**DO THIS**: Determine how many lines contain the string "public" and reply with that number alone.

===== DATA SECTION =====

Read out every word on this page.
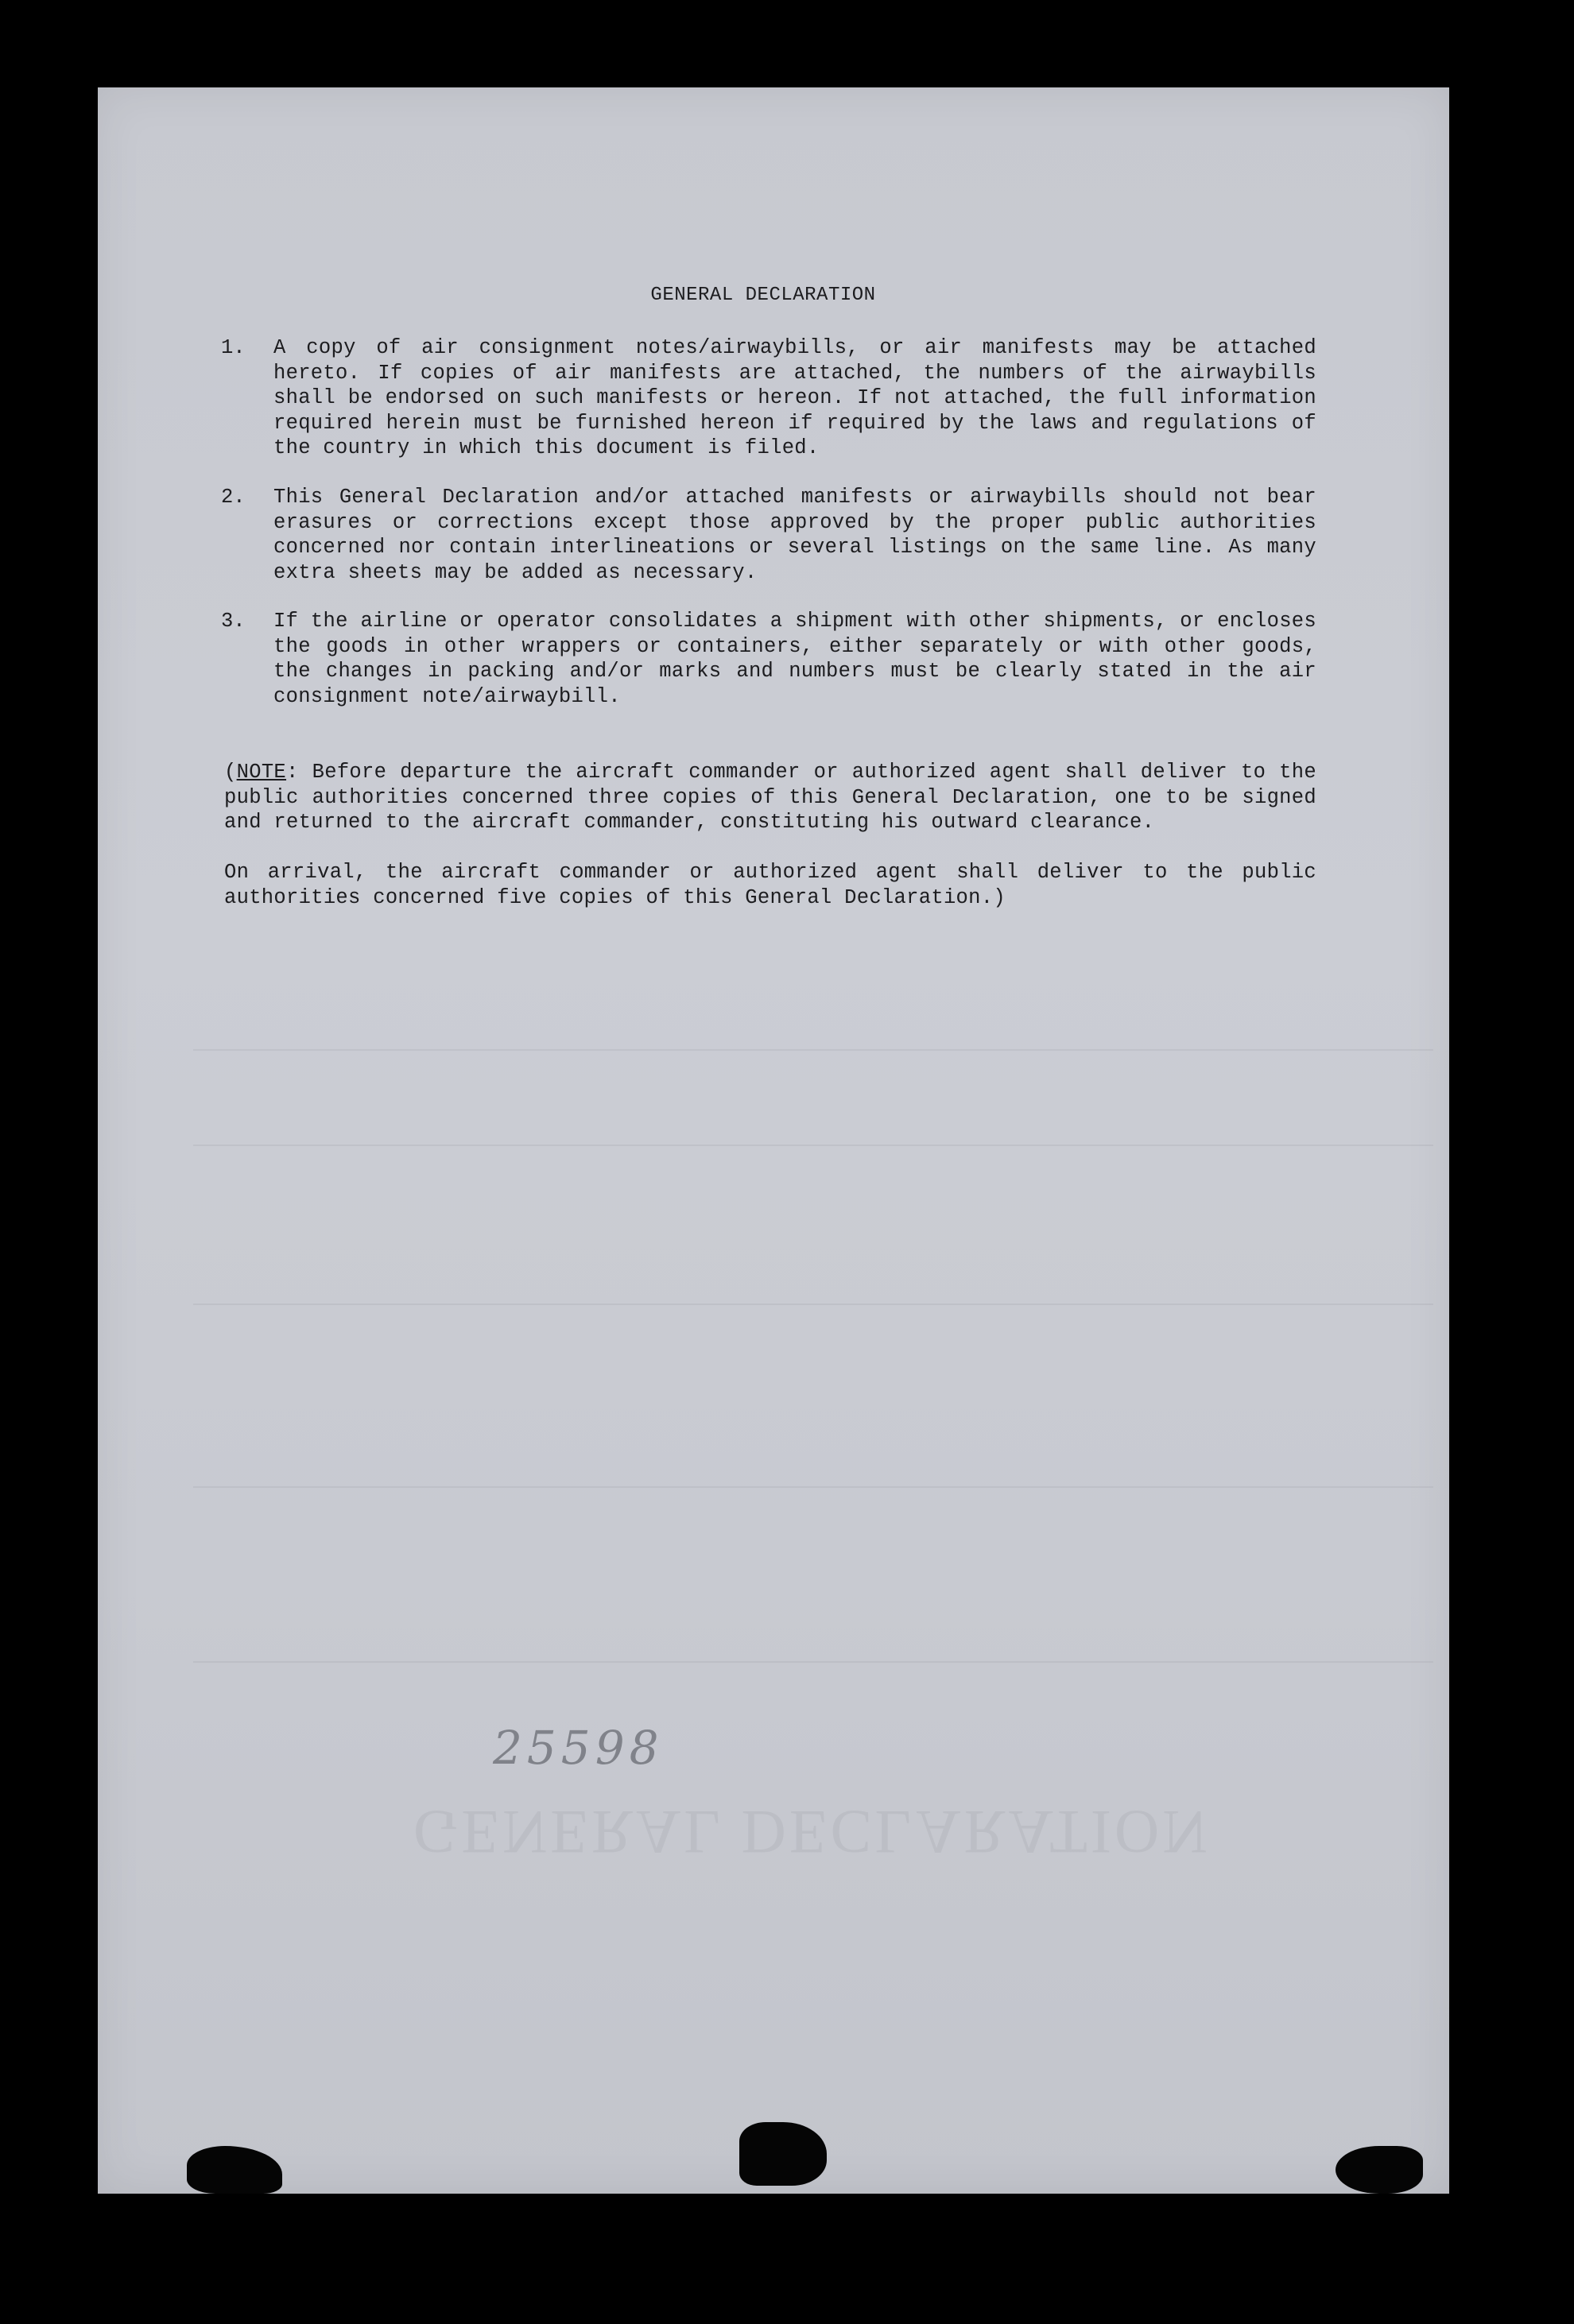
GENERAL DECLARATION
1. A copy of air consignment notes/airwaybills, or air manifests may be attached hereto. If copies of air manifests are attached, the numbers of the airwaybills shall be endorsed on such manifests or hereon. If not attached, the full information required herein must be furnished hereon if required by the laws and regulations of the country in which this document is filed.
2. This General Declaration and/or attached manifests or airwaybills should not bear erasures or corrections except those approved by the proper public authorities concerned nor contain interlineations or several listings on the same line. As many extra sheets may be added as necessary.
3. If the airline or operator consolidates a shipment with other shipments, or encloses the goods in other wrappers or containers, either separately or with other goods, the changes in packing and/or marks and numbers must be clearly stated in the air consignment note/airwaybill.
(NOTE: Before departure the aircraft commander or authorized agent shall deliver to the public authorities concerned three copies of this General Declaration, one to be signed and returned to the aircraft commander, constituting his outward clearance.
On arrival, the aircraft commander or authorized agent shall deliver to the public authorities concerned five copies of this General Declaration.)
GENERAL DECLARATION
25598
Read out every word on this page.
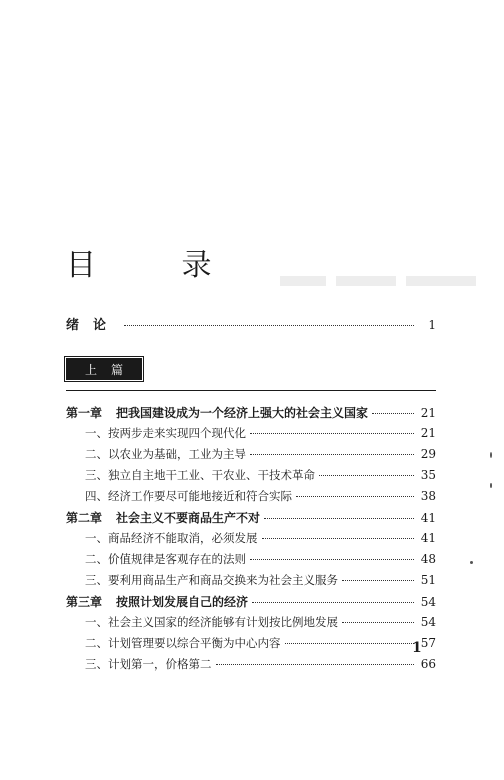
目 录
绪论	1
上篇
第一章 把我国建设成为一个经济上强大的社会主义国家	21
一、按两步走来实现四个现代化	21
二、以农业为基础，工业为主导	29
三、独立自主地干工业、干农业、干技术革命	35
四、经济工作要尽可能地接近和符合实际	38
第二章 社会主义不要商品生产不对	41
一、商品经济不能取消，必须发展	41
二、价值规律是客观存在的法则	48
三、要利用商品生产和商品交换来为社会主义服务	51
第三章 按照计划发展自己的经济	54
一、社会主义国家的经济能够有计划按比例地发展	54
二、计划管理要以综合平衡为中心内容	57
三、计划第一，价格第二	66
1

=====

**FULL OUTPUT**: 3